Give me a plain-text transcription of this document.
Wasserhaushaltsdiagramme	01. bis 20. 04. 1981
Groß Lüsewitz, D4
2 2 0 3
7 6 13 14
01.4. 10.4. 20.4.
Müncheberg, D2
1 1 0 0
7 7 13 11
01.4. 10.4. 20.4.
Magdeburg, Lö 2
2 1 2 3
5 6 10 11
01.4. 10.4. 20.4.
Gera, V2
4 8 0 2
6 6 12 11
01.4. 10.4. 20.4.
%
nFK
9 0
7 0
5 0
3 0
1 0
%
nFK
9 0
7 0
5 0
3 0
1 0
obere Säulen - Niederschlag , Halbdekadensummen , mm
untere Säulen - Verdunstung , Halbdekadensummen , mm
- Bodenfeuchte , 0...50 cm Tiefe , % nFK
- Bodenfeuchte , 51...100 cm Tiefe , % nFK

§ **Given problem**
Give all of the entries again, word for word.

§ **Result below**
Give me a plain-text transcription of this document.
Wasserhaushaltsdiagramme	01. bis 20. 04. 1981
Groß Lüsewitz, D4
2 2 0 3
7 6 13 14
01.4. 10.4. 20.4.
Müncheberg, D2
1 1 0 0
7 7 13 11
01.4. 10.4. 20.4.
Magdeburg, Lö 2
2 1 2 3
5 6 10 11
01.4. 10.4. 20.4.
Gera, V2
4 8 0 2
6 6 12 11
01.4. 10.4. 20.4.
%
nFK
9 0
7 0
5 0
3 0
1 0
%
nFK
9 0
7 0
5 0
3 0
1 0
obere Säulen - Niederschlag , Halbdekadensummen , mm
untere Säulen - Verdunstung , Halbdekadensummen , mm
- Bodenfeuchte , 0...50 cm Tiefe , % nFK
- Bodenfeuchte , 51...100 cm Tiefe , % nFK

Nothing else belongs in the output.